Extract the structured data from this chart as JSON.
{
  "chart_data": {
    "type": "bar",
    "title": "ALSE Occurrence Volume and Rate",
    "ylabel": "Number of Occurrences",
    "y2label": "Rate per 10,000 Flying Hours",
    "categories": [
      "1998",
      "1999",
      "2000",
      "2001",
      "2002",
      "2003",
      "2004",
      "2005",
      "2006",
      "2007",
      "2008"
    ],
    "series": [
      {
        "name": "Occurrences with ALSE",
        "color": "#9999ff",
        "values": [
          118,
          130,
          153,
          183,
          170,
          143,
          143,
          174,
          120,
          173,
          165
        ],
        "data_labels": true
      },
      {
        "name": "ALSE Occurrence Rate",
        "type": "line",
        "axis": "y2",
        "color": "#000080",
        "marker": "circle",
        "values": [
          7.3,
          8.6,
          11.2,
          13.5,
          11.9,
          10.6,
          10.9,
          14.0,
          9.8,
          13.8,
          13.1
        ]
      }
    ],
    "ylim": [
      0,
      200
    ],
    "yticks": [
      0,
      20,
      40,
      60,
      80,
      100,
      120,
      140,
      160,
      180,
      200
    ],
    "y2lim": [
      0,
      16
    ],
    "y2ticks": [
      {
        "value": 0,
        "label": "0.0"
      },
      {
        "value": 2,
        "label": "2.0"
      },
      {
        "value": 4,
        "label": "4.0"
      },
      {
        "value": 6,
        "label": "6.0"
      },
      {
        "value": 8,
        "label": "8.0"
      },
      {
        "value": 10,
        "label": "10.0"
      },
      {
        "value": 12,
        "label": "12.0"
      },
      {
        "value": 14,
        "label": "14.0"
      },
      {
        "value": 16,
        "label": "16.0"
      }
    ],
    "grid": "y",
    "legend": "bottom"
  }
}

....................

■ Written exercise
Copy out each line exactly.

■ Exercise response
Extract the structured data from this chart as JSON.
{
  "chart_data": {
    "type": "bar",
    "title": "ALSE Occurrence Volume and Rate",
    "ylabel": "Number of Occurrences",
    "y2label": "Rate per 10,000 Flying Hours",
    "categories": [
      "1998",
      "1999",
      "2000",
      "2001",
      "2002",
      "2003",
      "2004",
      "2005",
      "2006",
      "2007",
      "2008"
    ],
    "series": [
      {
        "name": "Occurrences with ALSE",
        "color": "#9999ff",
        "values": [
          118,
          130,
          153,
          183,
          170,
          143,
          143,
          174,
          120,
          173,
          165
        ],
        "data_labels": true
      },
      {
        "name": "ALSE Occurrence Rate",
        "type": "line",
        "axis": "y2",
        "color": "#000080",
        "marker": "circle",
        "values": [
          7.3,
          8.6,
          11.2,
          13.5,
          11.9,
          10.6,
          10.9,
          14.0,
          9.8,
          13.8,
          13.1
        ]
      }
    ],
    "ylim": [
      0,
      200
    ],
    "yticks": [
      0,
      20,
      40,
      60,
      80,
      100,
      120,
      140,
      160,
      180,
      200
    ],
    "y2lim": [
      0,
      16
    ],
    "y2ticks": [
      {
        "value": 0,
        "label": "0.0"
      },
      {
        "value": 2,
        "label": "2.0"
      },
      {
        "value": 4,
        "label": "4.0"
      },
      {
        "value": 6,
        "label": "6.0"
      },
      {
        "value": 8,
        "label": "8.0"
      },
      {
        "value": 10,
        "label": "10.0"
      },
      {
        "value": 12,
        "label": "12.0"
      },
      {
        "value": 14,
        "label": "14.0"
      },
      {
        "value": 16,
        "label": "16.0"
      }
    ],
    "grid": "y",
    "legend": "bottom"
  }
}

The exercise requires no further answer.